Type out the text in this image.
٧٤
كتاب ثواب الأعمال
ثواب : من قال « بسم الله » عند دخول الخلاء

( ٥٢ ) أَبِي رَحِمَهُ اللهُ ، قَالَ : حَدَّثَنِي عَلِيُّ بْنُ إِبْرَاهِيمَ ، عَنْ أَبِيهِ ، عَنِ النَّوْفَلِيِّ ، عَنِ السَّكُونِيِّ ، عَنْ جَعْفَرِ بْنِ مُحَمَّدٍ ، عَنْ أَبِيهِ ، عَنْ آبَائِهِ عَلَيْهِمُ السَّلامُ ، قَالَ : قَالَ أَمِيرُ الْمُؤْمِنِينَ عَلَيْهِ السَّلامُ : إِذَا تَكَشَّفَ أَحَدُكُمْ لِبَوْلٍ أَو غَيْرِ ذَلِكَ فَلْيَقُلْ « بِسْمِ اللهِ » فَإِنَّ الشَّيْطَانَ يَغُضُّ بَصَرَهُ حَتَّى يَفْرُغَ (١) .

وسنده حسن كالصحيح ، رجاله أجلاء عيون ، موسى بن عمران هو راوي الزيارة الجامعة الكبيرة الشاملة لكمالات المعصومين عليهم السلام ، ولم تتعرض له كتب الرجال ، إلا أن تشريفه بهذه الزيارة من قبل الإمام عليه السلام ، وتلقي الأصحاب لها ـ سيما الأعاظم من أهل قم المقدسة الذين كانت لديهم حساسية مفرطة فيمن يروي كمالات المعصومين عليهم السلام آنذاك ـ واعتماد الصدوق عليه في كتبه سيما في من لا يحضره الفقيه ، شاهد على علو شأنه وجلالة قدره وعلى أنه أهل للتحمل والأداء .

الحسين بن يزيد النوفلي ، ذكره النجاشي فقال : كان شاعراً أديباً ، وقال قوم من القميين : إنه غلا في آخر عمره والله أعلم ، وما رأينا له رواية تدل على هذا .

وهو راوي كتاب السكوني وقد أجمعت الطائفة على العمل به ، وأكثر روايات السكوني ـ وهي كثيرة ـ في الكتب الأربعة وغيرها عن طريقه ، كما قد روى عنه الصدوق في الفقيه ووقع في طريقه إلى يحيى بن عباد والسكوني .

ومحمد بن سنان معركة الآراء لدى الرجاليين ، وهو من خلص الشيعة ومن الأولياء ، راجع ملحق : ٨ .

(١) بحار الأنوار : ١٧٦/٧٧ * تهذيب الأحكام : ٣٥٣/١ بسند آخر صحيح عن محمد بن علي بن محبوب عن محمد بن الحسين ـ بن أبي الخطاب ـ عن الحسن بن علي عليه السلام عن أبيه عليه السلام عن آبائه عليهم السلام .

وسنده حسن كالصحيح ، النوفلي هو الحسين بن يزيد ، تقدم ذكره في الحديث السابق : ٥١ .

> **Exercise details**
Your task is to repeat the data exactly, with nothing left out.

> **Worked answer**
Type out the text in this image.
٧٤
كتاب ثواب الأعمال
ثواب : من قال « بسم الله » عند دخول الخلاء

( ٥٢ ) أَبِي رَحِمَهُ اللهُ ، قَالَ : حَدَّثَنِي عَلِيُّ بْنُ إِبْرَاهِيمَ ، عَنْ أَبِيهِ ، عَنِ النَّوْفَلِيِّ ، عَنِ السَّكُونِيِّ ، عَنْ جَعْفَرِ بْنِ مُحَمَّدٍ ، عَنْ أَبِيهِ ، عَنْ آبَائِهِ عَلَيْهِمُ السَّلامُ ، قَالَ : قَالَ أَمِيرُ الْمُؤْمِنِينَ عَلَيْهِ السَّلامُ : إِذَا تَكَشَّفَ أَحَدُكُمْ لِبَوْلٍ أَو غَيْرِ ذَلِكَ فَلْيَقُلْ « بِسْمِ اللهِ » فَإِنَّ الشَّيْطَانَ يَغُضُّ بَصَرَهُ حَتَّى يَفْرُغَ (١) .

وسنده حسن كالصحيح ، رجاله أجلاء عيون ، موسى بن عمران هو راوي الزيارة الجامعة الكبيرة الشاملة لكمالات المعصومين عليهم السلام ، ولم تتعرض له كتب الرجال ، إلا أن تشريفه بهذه الزيارة من قبل الإمام عليه السلام ، وتلقي الأصحاب لها ـ سيما الأعاظم من أهل قم المقدسة الذين كانت لديهم حساسية مفرطة فيمن يروي كمالات المعصومين عليهم السلام آنذاك ـ واعتماد الصدوق عليه في كتبه سيما في من لا يحضره الفقيه ، شاهد على علو شأنه وجلالة قدره وعلى أنه أهل للتحمل والأداء .

الحسين بن يزيد النوفلي ، ذكره النجاشي فقال : كان شاعراً أديباً ، وقال قوم من القميين : إنه غلا في آخر عمره والله أعلم ، وما رأينا له رواية تدل على هذا .

وهو راوي كتاب السكوني وقد أجمعت الطائفة على العمل به ، وأكثر روايات السكوني ـ وهي كثيرة ـ في الكتب الأربعة وغيرها عن طريقه ، كما قد روى عنه الصدوق في الفقيه ووقع في طريقه إلى يحيى بن عباد والسكوني .

ومحمد بن سنان معركة الآراء لدى الرجاليين ، وهو من خلص الشيعة ومن الأولياء ، راجع ملحق : ٨ .

(١) بحار الأنوار : ١٧٦/٧٧ * تهذيب الأحكام : ٣٥٣/١ بسند آخر صحيح عن محمد بن علي بن محبوب عن محمد بن الحسين ـ بن أبي الخطاب ـ عن الحسن بن علي عليه السلام عن أبيه عليه السلام عن آبائه عليهم السلام .

وسنده حسن كالصحيح ، النوفلي هو الحسين بن يزيد ، تقدم ذكره في الحديث السابق : ٥١ .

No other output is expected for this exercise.